GIVEN DATA ->
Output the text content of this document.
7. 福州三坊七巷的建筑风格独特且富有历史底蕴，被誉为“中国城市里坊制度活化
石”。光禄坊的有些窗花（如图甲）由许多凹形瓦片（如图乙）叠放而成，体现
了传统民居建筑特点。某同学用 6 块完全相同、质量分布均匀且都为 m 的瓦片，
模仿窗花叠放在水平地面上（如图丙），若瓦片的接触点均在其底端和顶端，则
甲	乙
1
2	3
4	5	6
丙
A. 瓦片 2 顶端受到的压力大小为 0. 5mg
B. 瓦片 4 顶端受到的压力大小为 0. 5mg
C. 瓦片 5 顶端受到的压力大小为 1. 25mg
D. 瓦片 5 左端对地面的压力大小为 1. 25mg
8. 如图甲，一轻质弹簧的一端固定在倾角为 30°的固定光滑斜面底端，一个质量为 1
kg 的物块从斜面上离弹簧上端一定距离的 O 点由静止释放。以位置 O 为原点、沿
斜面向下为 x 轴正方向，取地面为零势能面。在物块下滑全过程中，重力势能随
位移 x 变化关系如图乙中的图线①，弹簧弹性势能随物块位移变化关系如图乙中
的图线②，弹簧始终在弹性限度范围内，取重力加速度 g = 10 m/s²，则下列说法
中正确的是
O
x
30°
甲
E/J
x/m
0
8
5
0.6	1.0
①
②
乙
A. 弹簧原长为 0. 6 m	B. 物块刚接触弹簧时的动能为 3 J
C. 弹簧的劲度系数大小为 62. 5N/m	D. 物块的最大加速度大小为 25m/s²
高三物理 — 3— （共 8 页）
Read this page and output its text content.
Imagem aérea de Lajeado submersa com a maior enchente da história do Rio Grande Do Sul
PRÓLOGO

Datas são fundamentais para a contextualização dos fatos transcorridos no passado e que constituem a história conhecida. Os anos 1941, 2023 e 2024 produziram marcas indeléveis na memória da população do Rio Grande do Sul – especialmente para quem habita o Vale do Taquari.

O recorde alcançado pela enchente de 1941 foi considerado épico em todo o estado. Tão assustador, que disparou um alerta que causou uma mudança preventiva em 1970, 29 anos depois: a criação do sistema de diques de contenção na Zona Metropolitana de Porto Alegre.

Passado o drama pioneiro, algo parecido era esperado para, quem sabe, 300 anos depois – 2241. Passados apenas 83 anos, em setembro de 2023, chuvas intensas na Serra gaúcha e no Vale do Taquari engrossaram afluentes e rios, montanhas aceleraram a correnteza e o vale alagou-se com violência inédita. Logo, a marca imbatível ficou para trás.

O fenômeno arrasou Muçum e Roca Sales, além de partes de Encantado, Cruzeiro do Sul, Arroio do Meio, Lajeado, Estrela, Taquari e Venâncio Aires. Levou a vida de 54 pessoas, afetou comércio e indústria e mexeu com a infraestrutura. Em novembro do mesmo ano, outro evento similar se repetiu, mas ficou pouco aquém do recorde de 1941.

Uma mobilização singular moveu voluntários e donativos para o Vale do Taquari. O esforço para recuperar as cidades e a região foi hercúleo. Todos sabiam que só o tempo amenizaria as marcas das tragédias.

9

REQUIREMENTS ->
Exactly as shown, repeat every record.

TASK RESPONSE ->
Output the text content of this document.
7. 福州三坊七巷的建筑风格独特且富有历史底蕴，被誉为“中国城市里坊制度活化
石”。光禄坊的有些窗花（如图甲）由许多凹形瓦片（如图乙）叠放而成，体现
了传统民居建筑特点。某同学用 6 块完全相同、质量分布均匀且都为 m 的瓦片，
模仿窗花叠放在水平地面上（如图丙），若瓦片的接触点均在其底端和顶端，则
甲	乙
1
2	3
4	5	6
丙
A. 瓦片 2 顶端受到的压力大小为 0. 5mg
B. 瓦片 4 顶端受到的压力大小为 0. 5mg
C. 瓦片 5 顶端受到的压力大小为 1. 25mg
D. 瓦片 5 左端对地面的压力大小为 1. 25mg
8. 如图甲，一轻质弹簧的一端固定在倾角为 30°的固定光滑斜面底端，一个质量为 1
kg 的物块从斜面上离弹簧上端一定距离的 O 点由静止释放。以位置 O 为原点、沿
斜面向下为 x 轴正方向，取地面为零势能面。在物块下滑全过程中，重力势能随
位移 x 变化关系如图乙中的图线①，弹簧弹性势能随物块位移变化关系如图乙中
的图线②，弹簧始终在弹性限度范围内，取重力加速度 g = 10 m/s²，则下列说法
中正确的是
O
x
30°
甲
E/J
x/m
0
8
5
0.6	1.0
①
②
乙
A. 弹簧原长为 0. 6 m	B. 物块刚接触弹簧时的动能为 3 J
C. 弹簧的劲度系数大小为 62. 5N/m	D. 物块的最大加速度大小为 25m/s²
高三物理 — 3— （共 8 页）
Read this page and output its text content.
Imagem aérea de Lajeado submersa com a maior enchente da história do Rio Grande Do Sul
PRÓLOGO

Datas são fundamentais para a contextualização dos fatos transcorridos no passado e que constituem a história conhecida. Os anos 1941, 2023 e 2024 produziram marcas indeléveis na memória da população do Rio Grande do Sul – especialmente para quem habita o Vale do Taquari.

O recorde alcançado pela enchente de 1941 foi considerado épico em todo o estado. Tão assustador, que disparou um alerta que causou uma mudança preventiva em 1970, 29 anos depois: a criação do sistema de diques de contenção na Zona Metropolitana de Porto Alegre.

Passado o drama pioneiro, algo parecido era esperado para, quem sabe, 300 anos depois – 2241. Passados apenas 83 anos, em setembro de 2023, chuvas intensas na Serra gaúcha e no Vale do Taquari engrossaram afluentes e rios, montanhas aceleraram a correnteza e o vale alagou-se com violência inédita. Logo, a marca imbatível ficou para trás.

O fenômeno arrasou Muçum e Roca Sales, além de partes de Encantado, Cruzeiro do Sul, Arroio do Meio, Lajeado, Estrela, Taquari e Venâncio Aires. Levou a vida de 54 pessoas, afetou comércio e indústria e mexeu com a infraestrutura. Em novembro do mesmo ano, outro evento similar se repetiu, mas ficou pouco aquém do recorde de 1941.

Uma mobilização singular moveu voluntários e donativos para o Vale do Taquari. O esforço para recuperar as cidades e a região foi hercúleo. Todos sabiam que só o tempo amenizaria as marcas das tragédias.

9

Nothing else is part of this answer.